Wherever a line holds the string "może", copy that line.
━━━ EXERCISE MATERIALS ━━━
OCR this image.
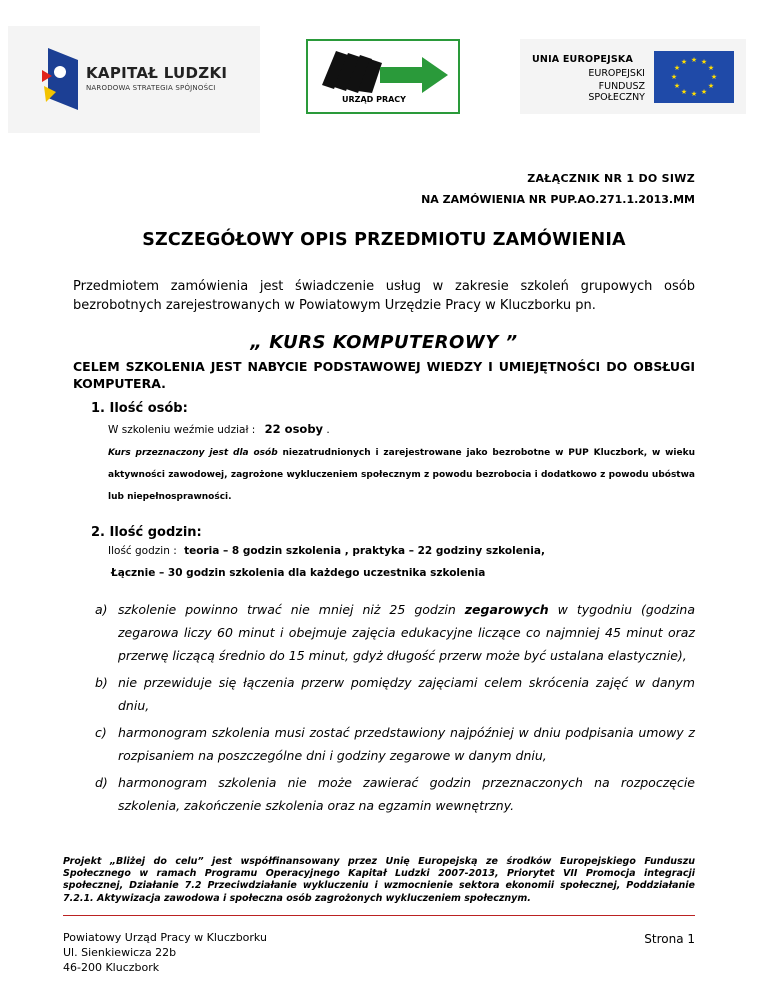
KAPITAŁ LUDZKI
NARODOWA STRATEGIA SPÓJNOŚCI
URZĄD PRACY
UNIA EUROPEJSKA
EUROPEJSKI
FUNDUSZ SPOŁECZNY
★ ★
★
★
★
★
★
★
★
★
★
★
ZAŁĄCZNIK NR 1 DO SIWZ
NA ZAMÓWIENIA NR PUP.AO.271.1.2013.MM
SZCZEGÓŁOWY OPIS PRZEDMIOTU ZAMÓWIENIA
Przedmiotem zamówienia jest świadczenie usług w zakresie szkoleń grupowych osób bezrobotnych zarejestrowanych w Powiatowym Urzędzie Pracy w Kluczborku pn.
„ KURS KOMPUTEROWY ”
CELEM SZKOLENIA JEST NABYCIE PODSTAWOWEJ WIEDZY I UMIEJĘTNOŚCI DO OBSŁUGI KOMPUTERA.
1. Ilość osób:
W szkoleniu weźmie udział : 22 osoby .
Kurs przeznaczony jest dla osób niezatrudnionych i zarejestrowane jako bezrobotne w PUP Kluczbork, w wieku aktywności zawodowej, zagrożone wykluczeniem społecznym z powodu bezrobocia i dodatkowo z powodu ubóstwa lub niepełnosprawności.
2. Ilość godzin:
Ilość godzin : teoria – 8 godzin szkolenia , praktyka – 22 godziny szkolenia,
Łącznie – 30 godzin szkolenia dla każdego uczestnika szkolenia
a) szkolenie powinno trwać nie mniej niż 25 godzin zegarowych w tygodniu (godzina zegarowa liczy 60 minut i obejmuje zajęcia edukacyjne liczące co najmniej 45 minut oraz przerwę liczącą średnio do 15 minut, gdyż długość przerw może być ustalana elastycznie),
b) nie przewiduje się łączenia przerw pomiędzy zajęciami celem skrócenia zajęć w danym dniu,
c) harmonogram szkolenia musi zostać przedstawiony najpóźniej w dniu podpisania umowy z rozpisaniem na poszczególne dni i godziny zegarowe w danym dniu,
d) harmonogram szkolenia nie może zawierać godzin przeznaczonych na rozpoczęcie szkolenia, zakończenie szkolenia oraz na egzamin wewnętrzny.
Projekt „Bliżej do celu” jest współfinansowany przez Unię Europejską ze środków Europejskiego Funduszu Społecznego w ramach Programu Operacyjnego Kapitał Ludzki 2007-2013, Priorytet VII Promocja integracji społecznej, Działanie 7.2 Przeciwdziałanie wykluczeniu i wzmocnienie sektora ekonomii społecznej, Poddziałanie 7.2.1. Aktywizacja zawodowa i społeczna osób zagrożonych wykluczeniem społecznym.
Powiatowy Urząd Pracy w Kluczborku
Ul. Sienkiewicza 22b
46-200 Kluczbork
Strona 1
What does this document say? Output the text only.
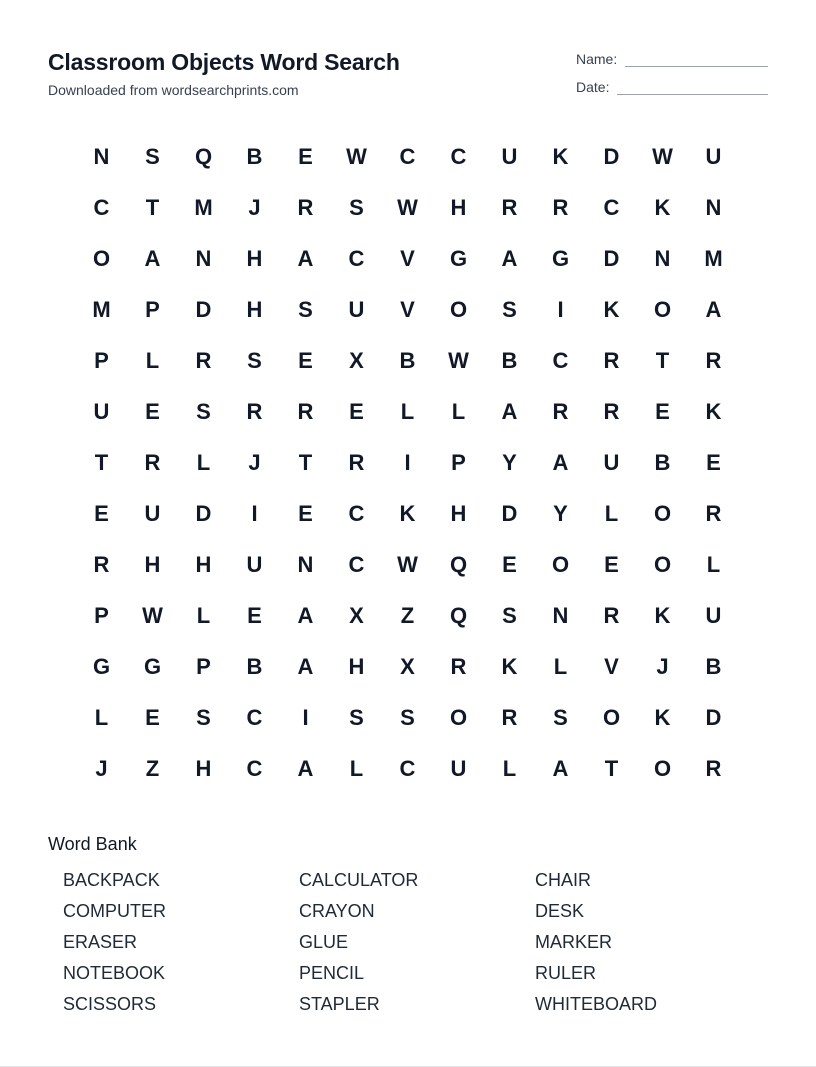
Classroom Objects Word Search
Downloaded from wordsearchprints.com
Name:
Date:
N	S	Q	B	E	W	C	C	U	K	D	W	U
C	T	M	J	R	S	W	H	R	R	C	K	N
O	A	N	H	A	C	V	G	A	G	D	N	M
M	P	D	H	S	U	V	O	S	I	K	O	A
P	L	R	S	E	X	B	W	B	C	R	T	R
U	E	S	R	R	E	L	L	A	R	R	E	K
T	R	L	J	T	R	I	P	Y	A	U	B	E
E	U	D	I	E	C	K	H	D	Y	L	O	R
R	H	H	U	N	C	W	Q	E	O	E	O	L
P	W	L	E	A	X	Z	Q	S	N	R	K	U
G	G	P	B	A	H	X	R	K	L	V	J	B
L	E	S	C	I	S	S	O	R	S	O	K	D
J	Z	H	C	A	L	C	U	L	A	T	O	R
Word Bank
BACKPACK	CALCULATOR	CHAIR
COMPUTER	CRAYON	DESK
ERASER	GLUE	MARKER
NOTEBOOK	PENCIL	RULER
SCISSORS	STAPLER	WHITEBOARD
━━━
THE SOLUTION
a) szkolenie powinno trwać nie mniej niż 25 godzin zegarowych w tygodniu (godzina zegarowa liczy 60 minut i obejmuje zajęcia edukacyjne liczące co najmniej 45 minut oraz przerwę liczącą średnio do 15 minut, gdyż długość przerw może być ustalana elastycznie),
d) harmonogram szkolenia nie może zawierać godzin przeznaczonych na rozpoczęcie szkolenia, zakończenie szkolenia oraz na egzamin wewnętrzny.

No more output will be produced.